**Set exercise**
Going through the material below, please gather all lines with the word "true" in them.

**Data provided**
>>

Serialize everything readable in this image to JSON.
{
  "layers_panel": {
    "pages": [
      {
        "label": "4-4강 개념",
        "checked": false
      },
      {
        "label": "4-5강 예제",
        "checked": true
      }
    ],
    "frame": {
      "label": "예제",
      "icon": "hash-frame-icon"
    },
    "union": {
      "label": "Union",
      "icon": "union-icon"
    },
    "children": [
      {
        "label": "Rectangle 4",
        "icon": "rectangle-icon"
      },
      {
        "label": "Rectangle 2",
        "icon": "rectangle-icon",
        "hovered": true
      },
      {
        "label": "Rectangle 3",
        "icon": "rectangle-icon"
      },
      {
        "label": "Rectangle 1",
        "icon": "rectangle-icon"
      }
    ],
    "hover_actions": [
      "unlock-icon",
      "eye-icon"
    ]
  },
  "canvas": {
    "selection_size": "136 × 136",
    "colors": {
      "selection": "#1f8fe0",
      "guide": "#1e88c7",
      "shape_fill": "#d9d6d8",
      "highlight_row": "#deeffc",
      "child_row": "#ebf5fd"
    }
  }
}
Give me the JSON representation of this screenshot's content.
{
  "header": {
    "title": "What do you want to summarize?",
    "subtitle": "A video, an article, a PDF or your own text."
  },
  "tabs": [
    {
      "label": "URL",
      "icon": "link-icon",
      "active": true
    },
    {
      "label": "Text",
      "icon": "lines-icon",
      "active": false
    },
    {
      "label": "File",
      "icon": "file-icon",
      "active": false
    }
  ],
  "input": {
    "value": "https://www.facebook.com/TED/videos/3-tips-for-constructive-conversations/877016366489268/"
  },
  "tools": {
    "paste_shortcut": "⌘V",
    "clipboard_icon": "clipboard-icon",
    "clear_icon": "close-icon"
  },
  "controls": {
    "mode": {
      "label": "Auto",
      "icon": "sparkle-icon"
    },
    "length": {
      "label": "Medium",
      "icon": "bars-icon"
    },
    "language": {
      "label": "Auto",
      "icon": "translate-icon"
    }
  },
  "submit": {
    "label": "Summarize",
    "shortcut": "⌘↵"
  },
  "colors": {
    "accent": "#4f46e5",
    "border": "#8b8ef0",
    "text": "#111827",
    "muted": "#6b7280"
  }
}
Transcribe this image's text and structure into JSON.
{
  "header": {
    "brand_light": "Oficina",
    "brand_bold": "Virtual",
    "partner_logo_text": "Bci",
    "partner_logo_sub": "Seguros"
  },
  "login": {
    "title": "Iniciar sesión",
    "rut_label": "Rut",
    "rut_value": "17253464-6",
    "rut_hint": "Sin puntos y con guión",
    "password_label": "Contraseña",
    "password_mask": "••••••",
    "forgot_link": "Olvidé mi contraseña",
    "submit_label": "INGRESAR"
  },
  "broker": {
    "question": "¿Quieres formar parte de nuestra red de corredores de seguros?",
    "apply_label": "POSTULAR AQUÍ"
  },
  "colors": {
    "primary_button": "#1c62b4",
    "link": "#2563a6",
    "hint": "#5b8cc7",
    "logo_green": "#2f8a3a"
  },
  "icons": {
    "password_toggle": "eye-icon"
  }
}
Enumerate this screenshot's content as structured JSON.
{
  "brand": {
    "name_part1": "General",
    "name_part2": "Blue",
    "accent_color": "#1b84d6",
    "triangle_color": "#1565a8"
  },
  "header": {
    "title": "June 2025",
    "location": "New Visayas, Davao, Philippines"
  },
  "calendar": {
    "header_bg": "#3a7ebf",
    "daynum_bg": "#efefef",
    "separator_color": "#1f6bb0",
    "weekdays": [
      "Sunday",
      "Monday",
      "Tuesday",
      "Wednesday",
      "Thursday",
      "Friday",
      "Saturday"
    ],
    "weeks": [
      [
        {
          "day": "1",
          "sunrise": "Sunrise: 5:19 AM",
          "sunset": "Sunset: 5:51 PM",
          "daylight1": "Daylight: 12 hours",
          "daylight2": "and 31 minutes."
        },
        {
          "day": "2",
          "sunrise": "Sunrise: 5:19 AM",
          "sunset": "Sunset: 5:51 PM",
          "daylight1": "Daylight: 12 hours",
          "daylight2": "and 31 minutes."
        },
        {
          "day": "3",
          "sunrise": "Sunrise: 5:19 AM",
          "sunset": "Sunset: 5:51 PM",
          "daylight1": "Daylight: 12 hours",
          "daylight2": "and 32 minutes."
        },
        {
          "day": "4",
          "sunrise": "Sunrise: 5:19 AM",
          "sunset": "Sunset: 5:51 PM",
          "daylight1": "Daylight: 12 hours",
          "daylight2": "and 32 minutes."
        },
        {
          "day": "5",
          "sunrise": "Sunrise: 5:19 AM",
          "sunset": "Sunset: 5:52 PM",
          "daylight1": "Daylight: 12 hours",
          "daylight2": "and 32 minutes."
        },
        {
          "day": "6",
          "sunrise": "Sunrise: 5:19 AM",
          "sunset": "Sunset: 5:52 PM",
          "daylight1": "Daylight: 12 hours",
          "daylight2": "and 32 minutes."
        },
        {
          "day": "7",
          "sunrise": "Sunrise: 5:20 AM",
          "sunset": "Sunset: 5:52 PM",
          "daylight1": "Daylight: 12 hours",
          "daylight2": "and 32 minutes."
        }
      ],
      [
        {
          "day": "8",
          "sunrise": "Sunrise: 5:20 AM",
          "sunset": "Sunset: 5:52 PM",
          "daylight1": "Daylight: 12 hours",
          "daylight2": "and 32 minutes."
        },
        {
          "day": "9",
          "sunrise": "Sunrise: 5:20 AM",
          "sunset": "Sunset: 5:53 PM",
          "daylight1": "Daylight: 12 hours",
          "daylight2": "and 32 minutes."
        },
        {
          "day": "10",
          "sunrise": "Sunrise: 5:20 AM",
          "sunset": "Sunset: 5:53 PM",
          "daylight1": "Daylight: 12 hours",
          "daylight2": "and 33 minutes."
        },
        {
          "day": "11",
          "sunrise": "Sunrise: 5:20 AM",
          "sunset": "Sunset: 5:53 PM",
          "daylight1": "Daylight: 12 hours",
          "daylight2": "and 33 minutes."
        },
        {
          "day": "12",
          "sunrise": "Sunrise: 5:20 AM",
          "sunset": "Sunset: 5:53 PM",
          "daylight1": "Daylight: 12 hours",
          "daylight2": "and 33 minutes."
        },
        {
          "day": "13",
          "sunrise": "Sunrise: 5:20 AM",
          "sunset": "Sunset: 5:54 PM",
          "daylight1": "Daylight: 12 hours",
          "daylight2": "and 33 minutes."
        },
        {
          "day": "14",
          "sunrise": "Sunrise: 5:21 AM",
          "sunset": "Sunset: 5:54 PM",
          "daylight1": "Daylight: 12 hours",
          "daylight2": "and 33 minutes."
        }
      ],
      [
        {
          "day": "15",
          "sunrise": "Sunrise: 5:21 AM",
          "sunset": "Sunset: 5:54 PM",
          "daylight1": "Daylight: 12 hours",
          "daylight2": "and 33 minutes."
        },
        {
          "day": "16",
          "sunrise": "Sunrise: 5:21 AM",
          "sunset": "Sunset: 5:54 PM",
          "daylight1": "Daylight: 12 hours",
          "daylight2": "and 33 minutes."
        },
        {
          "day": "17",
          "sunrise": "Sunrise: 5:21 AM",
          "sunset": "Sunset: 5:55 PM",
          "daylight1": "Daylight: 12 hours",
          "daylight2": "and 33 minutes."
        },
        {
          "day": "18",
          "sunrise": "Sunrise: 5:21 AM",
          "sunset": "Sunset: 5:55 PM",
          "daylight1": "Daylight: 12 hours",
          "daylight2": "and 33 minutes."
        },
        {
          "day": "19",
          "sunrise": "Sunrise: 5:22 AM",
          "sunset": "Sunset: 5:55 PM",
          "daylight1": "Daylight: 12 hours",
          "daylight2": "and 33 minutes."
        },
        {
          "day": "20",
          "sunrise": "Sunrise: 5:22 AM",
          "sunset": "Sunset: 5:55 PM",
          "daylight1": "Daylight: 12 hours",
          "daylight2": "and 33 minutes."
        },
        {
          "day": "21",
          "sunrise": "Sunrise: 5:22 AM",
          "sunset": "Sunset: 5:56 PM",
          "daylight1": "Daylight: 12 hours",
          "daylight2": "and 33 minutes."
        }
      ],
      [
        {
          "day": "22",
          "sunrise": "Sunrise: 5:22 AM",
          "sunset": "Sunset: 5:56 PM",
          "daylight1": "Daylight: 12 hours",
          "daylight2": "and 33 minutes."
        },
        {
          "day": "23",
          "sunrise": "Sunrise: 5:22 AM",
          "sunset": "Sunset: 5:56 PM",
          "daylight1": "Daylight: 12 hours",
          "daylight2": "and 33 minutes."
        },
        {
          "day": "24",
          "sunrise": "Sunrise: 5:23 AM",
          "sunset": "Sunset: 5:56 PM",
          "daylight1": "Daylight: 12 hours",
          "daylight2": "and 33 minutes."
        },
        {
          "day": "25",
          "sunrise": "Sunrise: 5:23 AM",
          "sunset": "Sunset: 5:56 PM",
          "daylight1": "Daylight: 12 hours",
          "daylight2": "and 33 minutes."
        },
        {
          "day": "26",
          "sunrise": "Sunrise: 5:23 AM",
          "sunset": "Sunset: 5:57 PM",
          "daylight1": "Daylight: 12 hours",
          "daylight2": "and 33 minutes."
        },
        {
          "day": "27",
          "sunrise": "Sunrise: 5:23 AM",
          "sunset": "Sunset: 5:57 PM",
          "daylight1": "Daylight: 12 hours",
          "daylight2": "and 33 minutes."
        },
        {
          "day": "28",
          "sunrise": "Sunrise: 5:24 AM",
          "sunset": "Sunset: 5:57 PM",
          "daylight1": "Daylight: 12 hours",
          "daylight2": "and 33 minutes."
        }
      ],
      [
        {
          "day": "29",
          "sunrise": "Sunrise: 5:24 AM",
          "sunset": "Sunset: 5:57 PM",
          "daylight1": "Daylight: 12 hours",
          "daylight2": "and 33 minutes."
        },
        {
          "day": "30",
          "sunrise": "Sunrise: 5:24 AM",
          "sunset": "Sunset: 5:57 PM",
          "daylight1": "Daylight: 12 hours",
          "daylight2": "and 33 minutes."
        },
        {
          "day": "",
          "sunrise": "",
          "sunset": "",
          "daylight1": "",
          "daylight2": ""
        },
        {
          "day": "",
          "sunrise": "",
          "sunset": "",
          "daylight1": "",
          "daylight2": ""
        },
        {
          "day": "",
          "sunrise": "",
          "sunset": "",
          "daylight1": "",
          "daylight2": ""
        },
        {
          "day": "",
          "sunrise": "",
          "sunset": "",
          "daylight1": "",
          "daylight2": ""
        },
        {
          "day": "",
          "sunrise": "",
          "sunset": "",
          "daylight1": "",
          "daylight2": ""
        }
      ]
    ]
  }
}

<<

**Exercise output**
        "checked": true
        "hovered": true
      "active": true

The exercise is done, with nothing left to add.